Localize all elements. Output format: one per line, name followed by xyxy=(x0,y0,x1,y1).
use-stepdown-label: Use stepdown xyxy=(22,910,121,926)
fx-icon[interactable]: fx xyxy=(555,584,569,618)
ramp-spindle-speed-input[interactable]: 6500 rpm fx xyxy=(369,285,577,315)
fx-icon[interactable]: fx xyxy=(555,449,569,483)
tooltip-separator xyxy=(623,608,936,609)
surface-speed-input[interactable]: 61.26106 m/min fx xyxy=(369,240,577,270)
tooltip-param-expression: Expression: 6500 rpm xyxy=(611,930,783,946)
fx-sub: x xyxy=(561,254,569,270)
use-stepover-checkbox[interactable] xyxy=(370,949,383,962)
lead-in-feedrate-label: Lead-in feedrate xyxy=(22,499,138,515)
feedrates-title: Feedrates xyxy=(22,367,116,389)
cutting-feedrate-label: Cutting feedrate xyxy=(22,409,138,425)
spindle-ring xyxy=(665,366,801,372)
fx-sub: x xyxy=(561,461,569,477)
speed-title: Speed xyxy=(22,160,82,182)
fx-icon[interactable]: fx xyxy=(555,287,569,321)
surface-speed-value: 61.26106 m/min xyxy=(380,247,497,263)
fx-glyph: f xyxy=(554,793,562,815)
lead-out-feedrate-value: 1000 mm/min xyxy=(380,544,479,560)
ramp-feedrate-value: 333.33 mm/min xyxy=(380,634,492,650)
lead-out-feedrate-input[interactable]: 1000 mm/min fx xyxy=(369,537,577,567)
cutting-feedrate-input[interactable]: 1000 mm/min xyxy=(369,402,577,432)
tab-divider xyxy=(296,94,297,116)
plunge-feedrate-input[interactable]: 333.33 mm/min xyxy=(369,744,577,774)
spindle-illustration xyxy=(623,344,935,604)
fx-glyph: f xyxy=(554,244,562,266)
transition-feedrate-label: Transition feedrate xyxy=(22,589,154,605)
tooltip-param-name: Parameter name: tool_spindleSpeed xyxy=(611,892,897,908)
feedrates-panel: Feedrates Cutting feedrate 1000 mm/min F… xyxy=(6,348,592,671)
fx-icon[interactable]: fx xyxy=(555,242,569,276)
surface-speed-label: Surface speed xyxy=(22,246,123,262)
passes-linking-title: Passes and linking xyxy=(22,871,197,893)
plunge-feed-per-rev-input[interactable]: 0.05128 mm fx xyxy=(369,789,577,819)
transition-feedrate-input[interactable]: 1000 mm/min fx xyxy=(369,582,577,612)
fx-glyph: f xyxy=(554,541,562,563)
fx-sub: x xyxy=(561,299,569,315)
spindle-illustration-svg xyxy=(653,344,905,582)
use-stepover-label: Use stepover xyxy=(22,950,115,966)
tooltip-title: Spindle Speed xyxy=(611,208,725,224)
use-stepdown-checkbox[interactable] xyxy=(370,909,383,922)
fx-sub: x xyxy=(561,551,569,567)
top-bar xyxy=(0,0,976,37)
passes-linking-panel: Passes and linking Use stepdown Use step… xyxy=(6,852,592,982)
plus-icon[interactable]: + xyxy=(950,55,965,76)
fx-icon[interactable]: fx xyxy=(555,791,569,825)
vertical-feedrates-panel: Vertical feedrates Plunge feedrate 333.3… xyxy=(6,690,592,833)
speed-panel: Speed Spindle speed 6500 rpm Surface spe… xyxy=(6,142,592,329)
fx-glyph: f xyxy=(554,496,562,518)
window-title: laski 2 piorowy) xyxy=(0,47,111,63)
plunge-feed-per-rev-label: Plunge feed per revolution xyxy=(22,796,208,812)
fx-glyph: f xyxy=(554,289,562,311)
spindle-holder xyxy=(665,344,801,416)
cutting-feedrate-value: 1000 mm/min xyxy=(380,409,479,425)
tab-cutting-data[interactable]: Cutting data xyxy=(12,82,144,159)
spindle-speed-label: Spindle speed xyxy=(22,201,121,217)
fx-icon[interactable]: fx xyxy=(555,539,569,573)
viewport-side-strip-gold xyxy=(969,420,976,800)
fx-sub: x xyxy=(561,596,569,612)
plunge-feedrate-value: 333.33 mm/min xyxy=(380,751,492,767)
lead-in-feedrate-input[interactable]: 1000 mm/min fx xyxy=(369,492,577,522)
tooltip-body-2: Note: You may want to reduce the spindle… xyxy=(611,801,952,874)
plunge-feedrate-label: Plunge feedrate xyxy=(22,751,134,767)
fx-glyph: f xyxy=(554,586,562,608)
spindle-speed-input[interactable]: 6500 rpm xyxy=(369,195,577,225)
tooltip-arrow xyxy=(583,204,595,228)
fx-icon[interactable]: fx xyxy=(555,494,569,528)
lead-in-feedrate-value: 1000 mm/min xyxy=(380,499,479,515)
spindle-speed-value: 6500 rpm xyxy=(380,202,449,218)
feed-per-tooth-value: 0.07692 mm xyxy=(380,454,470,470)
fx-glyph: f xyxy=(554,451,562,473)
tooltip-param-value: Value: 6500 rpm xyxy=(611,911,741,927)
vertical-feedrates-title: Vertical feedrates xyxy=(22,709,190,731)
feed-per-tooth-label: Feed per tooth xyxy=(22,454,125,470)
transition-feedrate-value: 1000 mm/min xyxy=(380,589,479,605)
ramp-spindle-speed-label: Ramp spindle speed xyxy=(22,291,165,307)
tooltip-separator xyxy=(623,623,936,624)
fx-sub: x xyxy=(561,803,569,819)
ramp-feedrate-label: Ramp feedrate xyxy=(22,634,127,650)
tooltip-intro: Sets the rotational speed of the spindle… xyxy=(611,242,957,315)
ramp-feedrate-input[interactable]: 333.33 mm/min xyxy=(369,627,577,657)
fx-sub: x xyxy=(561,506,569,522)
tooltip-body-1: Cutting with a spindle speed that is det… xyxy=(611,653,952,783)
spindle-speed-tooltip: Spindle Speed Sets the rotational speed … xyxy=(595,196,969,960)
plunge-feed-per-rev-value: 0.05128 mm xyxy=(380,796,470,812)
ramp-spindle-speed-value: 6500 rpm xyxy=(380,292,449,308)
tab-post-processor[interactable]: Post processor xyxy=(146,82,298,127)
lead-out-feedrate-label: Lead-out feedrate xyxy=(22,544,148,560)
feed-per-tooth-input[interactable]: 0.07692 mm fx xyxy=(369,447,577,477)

▶ [OBJECTIVE]:
Duplicate the lines of the data from the first one through the line that contains "fx-glyph: f xyxy=(554,793,562,815)", inclusive, and reproduce them without alteration.

▶ [EXPECTED ANSWER]:
Localize all elements. Output format: one per line, name followed by xyxy=(x0,y0,x1,y1).
use-stepdown-label: Use stepdown xyxy=(22,910,121,926)
fx-icon[interactable]: fx xyxy=(555,584,569,618)
ramp-spindle-speed-input[interactable]: 6500 rpm fx xyxy=(369,285,577,315)
fx-icon[interactable]: fx xyxy=(555,449,569,483)
tooltip-separator xyxy=(623,608,936,609)
surface-speed-input[interactable]: 61.26106 m/min fx xyxy=(369,240,577,270)
tooltip-param-expression: Expression: 6500 rpm xyxy=(611,930,783,946)
fx-sub: x xyxy=(561,254,569,270)
use-stepover-checkbox[interactable] xyxy=(370,949,383,962)
lead-in-feedrate-label: Lead-in feedrate xyxy=(22,499,138,515)
feedrates-title: Feedrates xyxy=(22,367,116,389)
cutting-feedrate-label: Cutting feedrate xyxy=(22,409,138,425)
spindle-ring xyxy=(665,366,801,372)
fx-sub: x xyxy=(561,461,569,477)
speed-title: Speed xyxy=(22,160,82,182)
fx-icon[interactable]: fx xyxy=(555,287,569,321)
surface-speed-value: 61.26106 m/min xyxy=(380,247,497,263)
fx-glyph: f xyxy=(554,793,562,815)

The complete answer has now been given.